** Start of Task inputs **

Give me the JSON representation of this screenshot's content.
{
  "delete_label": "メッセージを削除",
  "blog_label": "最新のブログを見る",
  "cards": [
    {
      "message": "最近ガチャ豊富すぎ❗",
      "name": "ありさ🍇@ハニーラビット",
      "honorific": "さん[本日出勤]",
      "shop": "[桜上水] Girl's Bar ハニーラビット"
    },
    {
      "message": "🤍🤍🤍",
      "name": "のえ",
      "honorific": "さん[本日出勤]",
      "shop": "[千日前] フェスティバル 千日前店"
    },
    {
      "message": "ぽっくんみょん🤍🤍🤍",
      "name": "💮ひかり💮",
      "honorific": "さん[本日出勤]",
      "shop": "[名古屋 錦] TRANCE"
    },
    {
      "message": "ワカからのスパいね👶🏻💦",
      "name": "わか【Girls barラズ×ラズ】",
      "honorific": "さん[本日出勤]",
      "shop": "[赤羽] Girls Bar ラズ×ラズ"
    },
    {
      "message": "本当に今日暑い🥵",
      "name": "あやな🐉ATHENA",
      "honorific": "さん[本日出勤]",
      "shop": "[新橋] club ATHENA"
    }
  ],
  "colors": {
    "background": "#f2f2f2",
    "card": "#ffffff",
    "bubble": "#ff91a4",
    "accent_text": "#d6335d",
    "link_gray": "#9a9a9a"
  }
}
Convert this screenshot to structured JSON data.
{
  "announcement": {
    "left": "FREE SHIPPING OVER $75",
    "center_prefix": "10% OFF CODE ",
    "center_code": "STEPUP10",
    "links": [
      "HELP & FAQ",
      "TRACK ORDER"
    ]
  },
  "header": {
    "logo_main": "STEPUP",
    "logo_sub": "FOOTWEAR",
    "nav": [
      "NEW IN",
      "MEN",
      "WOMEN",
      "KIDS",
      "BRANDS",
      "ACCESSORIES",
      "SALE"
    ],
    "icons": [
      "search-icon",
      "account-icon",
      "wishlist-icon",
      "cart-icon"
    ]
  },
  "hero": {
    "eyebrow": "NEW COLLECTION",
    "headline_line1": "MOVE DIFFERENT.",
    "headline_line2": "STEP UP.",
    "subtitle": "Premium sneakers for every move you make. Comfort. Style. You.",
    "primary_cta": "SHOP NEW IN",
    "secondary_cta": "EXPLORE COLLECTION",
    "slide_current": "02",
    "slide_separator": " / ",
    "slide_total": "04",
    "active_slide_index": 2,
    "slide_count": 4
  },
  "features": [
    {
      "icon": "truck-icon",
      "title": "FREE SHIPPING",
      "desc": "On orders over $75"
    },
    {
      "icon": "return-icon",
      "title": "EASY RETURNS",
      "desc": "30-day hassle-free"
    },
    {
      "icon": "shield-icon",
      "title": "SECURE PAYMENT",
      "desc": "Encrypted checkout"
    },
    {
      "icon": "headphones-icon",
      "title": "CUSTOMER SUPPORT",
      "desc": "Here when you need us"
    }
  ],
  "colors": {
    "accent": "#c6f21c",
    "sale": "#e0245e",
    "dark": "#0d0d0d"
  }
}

** End of Task inputs **

— What you should do —
Filter the entries down to the lines containing "ハニーラビット". Copy each of those lines.

— Result of the exercise —
      "name": "ありさ🍇@ハニーラビット",
      "shop": "[桜上水] Girl's Bar ハニーラビット"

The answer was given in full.